(Saved entries)
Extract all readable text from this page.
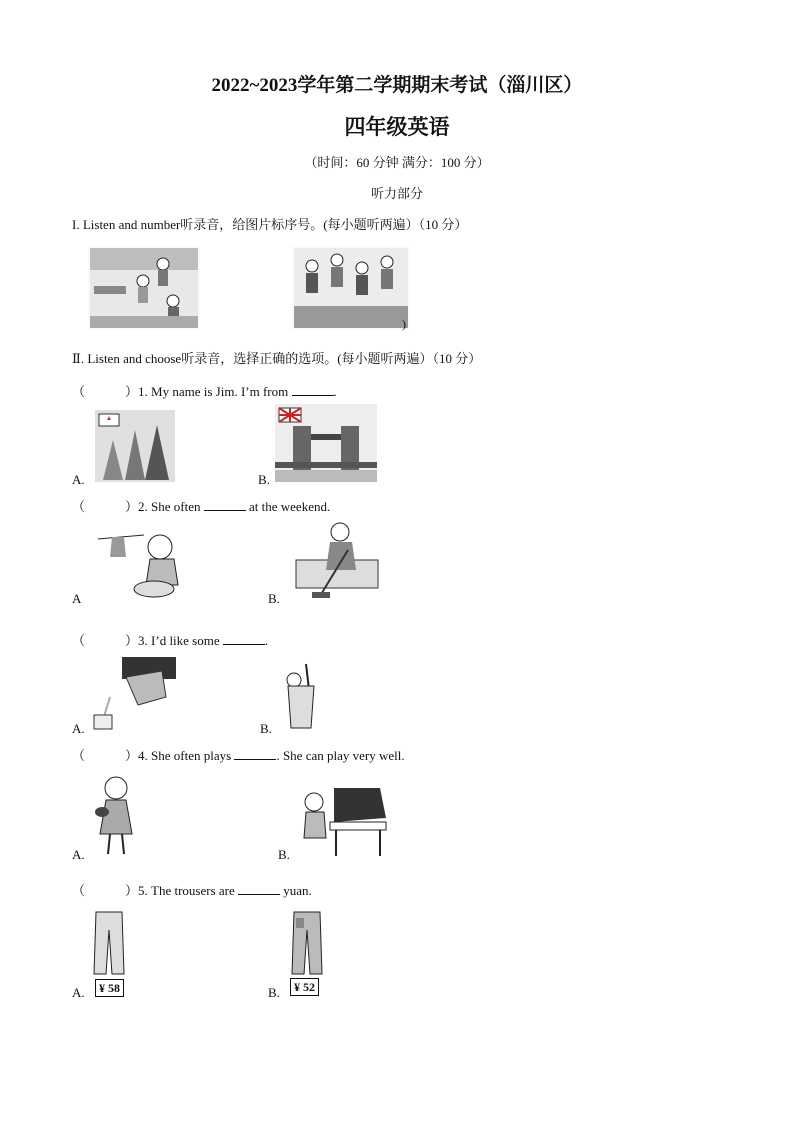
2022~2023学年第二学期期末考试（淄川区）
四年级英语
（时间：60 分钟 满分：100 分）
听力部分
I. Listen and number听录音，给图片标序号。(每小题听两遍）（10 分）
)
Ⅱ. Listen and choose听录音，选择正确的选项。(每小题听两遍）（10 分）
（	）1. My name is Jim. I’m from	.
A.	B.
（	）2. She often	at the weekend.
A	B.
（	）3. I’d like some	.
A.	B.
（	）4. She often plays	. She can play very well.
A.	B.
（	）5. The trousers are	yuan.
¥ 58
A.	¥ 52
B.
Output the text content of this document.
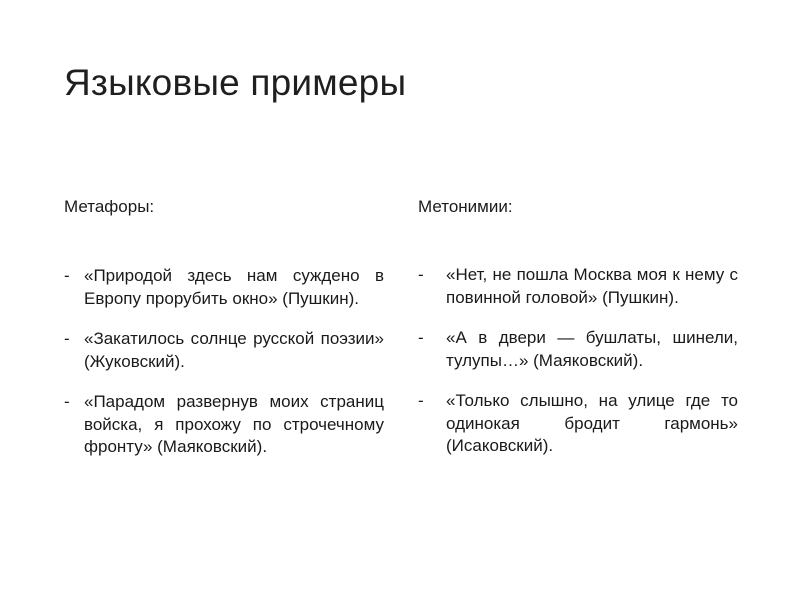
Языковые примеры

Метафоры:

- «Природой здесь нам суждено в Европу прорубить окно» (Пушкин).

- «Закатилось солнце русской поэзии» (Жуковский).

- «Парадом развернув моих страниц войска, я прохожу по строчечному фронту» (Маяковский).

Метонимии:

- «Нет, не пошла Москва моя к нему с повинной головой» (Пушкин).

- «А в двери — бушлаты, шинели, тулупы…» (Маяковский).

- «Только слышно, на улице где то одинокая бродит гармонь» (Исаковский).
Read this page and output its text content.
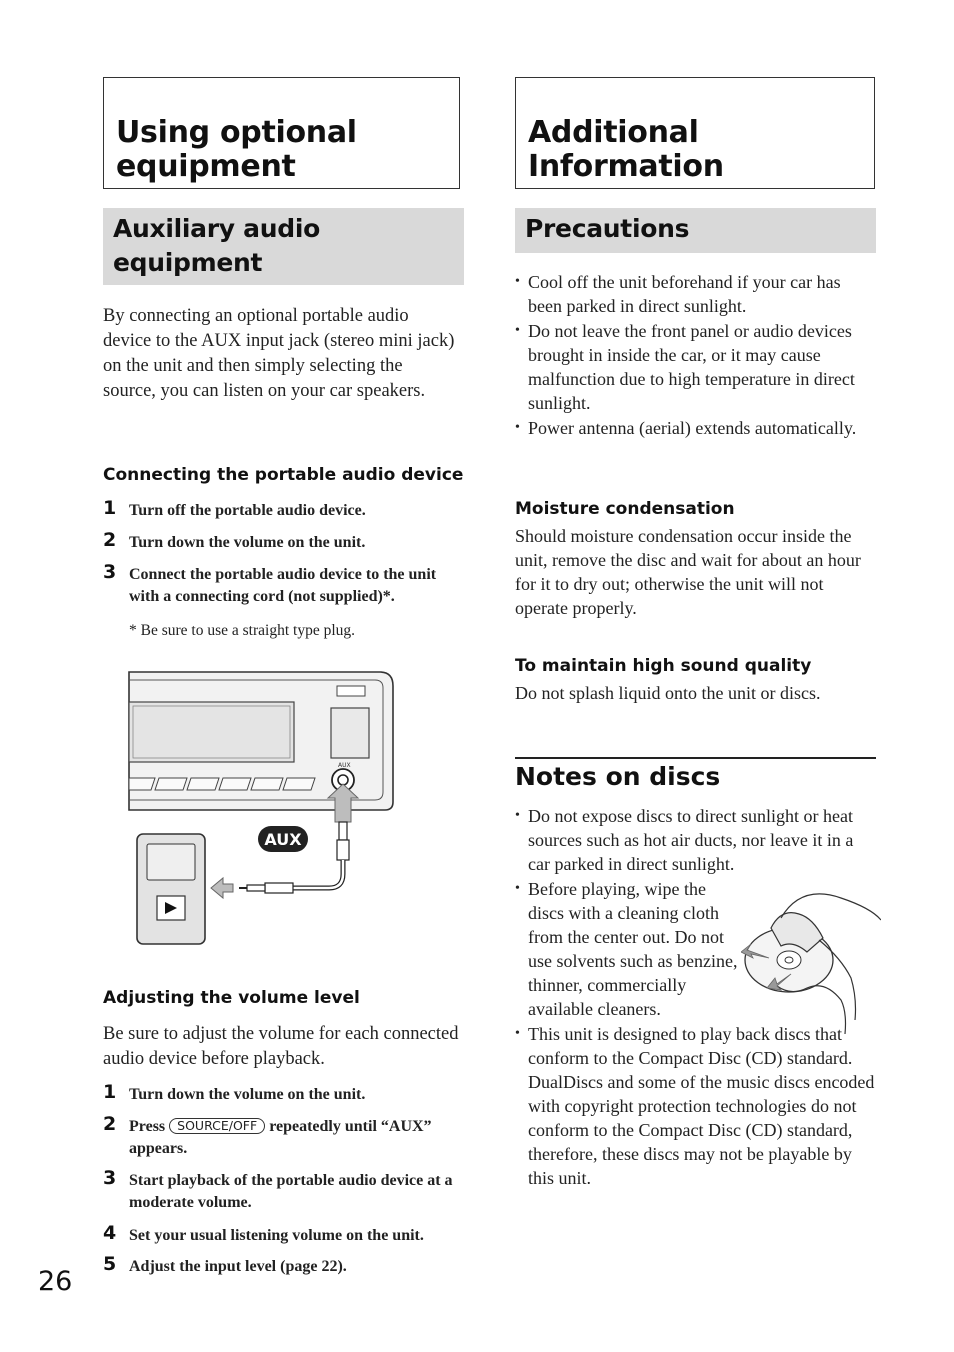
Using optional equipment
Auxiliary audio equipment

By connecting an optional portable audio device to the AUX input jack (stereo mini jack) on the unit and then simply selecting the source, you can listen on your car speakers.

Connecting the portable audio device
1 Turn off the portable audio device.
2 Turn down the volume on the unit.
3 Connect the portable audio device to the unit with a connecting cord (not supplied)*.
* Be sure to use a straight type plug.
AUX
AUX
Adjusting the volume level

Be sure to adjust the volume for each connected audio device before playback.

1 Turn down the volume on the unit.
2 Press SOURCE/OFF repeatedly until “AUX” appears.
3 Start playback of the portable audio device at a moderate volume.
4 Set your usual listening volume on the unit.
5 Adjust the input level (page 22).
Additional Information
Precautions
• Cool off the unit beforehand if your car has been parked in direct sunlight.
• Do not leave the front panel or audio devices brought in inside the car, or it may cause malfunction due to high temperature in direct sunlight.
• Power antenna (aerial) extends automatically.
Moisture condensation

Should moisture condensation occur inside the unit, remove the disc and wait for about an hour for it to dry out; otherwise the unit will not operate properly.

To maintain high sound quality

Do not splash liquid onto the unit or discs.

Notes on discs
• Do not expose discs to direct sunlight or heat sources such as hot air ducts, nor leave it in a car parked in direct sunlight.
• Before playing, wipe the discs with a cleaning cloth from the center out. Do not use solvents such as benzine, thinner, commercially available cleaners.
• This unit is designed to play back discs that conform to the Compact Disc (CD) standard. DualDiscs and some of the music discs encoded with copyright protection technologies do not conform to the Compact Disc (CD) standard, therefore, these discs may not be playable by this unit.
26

JOB — Transcribe all the records above word for word, without their images.

EXERCISE RESULT —
Extract all readable text from this page.
2022~2023学年第二学期期末考试（淄川区）
四年级英语
（时间：60 分钟 满分：100 分）
听力部分
I. Listen and number听录音，给图片标序号。(每小题听两遍）（10 分）
)
Ⅱ. Listen and choose听录音，选择正确的选项。(每小题听两遍）（10 分）
（	）1. My name is Jim. I’m from	.
A.	B.
（	）2. She often	at the weekend.
A	B.
（	）3. I’d like some	.
A.	B.
（	）4. She often plays	. She can play very well.
A.	B.
（	）5. The trousers are	yuan.
¥ 58
A.	¥ 52
B.
Output the text content of this document.
Языковые примеры

Метафоры:

- «Природой здесь нам суждено в Европу прорубить окно» (Пушкин).

- «Закатилось солнце русской поэзии» (Жуковский).

- «Парадом развернув моих страниц войска, я прохожу по строчечному фронту» (Маяковский).

Метонимии:

- «Нет, не пошла Москва моя к нему с повинной головой» (Пушкин).

- «А в двери — бушлаты, шинели, тулупы…» (Маяковский).

- «Только слышно, на улице где то одинокая бродит гармонь» (Исаковский).
Read this page and output its text content.
Using optional equipment
Auxiliary audio equipment

By connecting an optional portable audio device to the AUX input jack (stereo mini jack) on the unit and then simply selecting the source, you can listen on your car speakers.

Connecting the portable audio device
1 Turn off the portable audio device.
2 Turn down the volume on the unit.
3 Connect the portable audio device to the unit with a connecting cord (not supplied)*.
* Be sure to use a straight type plug.
AUX
AUX
Adjusting the volume level

Be sure to adjust the volume for each connected audio device before playback.

1 Turn down the volume on the unit.
2 Press SOURCE/OFF repeatedly until “AUX” appears.
3 Start playback of the portable audio device at a moderate volume.
4 Set your usual listening volume on the unit.
5 Adjust the input level (page 22).
Additional Information
Precautions
• Cool off the unit beforehand if your car has been parked in direct sunlight.
• Do not leave the front panel or audio devices brought in inside the car, or it may cause malfunction due to high temperature in direct sunlight.
• Power antenna (aerial) extends automatically.
Moisture condensation

Should moisture condensation occur inside the unit, remove the disc and wait for about an hour for it to dry out; otherwise the unit will not operate properly.

To maintain high sound quality

Do not splash liquid onto the unit or discs.

Notes on discs
• Do not expose discs to direct sunlight or heat sources such as hot air ducts, nor leave it in a car parked in direct sunlight.
• Before playing, wipe the discs with a cleaning cloth from the center out. Do not use solvents such as benzine, thinner, commercially available cleaners.
• This unit is designed to play back discs that conform to the Compact Disc (CD) standard. DualDiscs and some of the music discs encoded with copyright protection technologies do not conform to the Compact Disc (CD) standard, therefore, these discs may not be playable by this unit.
26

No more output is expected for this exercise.